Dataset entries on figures
-- -- --
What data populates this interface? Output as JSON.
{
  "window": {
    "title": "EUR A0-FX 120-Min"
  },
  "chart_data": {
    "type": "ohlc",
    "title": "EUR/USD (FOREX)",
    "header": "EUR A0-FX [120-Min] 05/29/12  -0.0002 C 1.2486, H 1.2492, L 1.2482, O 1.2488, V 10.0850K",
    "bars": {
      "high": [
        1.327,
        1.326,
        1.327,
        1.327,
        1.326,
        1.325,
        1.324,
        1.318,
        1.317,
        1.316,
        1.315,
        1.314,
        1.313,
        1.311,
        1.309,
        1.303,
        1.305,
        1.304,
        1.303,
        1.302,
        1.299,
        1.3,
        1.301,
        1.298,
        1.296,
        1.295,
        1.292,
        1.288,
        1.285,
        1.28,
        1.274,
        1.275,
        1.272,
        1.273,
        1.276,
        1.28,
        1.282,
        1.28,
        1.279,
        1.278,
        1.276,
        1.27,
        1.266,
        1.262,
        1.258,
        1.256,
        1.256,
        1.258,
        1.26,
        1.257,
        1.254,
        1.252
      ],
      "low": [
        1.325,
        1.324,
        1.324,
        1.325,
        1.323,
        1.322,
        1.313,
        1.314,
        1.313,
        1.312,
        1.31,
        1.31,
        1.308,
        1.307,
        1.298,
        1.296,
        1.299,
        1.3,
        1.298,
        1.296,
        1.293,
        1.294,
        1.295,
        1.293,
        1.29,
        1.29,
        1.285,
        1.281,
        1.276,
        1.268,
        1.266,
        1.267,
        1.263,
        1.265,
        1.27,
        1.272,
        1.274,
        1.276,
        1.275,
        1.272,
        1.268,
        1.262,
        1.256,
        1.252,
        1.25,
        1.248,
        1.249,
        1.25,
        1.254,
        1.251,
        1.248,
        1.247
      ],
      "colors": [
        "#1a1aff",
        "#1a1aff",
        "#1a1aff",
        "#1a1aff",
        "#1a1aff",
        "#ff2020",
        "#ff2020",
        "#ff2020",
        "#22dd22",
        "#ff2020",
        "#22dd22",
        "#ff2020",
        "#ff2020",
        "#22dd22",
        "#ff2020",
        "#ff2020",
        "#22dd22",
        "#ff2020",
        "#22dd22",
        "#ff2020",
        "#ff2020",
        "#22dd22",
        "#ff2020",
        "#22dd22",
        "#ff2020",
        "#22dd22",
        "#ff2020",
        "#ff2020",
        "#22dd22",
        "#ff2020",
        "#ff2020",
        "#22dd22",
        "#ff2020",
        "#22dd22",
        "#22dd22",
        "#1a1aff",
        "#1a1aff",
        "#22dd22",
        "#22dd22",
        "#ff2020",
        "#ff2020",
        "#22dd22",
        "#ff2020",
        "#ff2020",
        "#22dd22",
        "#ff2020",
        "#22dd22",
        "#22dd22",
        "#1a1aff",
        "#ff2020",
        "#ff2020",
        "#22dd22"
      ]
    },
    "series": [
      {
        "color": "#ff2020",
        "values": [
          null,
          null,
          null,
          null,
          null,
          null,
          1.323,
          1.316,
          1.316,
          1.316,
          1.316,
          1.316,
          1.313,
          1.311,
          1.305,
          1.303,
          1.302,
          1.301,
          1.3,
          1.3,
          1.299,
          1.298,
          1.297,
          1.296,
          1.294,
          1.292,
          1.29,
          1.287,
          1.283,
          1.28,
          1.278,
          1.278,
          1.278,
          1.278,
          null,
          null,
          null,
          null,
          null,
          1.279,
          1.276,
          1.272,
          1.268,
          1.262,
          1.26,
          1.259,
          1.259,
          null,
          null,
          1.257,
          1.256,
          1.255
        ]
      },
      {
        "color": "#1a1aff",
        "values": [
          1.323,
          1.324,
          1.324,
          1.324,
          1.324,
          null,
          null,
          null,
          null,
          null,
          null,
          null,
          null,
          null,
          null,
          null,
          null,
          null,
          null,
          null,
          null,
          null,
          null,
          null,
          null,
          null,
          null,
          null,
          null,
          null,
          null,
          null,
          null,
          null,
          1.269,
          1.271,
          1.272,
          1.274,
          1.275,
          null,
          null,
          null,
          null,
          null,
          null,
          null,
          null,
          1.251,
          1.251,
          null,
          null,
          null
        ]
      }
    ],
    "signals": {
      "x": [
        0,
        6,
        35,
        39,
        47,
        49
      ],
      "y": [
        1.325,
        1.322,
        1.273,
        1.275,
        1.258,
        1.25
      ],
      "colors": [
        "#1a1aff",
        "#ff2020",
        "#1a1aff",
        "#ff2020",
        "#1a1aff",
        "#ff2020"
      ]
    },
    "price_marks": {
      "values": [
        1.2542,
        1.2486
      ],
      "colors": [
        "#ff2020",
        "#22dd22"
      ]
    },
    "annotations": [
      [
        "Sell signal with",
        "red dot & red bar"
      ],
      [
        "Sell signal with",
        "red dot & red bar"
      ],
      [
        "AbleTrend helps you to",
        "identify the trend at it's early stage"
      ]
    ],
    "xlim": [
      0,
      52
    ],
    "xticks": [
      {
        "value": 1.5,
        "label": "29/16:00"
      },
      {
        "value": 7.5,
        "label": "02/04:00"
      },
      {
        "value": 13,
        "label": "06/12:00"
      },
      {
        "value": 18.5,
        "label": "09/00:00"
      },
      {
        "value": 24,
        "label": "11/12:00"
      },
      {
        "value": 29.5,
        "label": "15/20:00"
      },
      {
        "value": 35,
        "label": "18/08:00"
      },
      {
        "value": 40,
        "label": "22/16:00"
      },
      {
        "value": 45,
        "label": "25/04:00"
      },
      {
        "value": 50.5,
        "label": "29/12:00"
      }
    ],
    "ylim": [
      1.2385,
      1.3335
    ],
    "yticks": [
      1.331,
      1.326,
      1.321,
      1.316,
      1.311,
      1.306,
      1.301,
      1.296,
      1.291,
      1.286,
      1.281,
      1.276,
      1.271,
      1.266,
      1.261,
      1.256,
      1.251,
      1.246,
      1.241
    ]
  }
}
-- -- --
Required task
Copy each line of the listing that contains the string "title".

Solution for this exercise
    "title": "EUR A0-FX 120-Min"
    "title": "EUR/USD (FOREX)",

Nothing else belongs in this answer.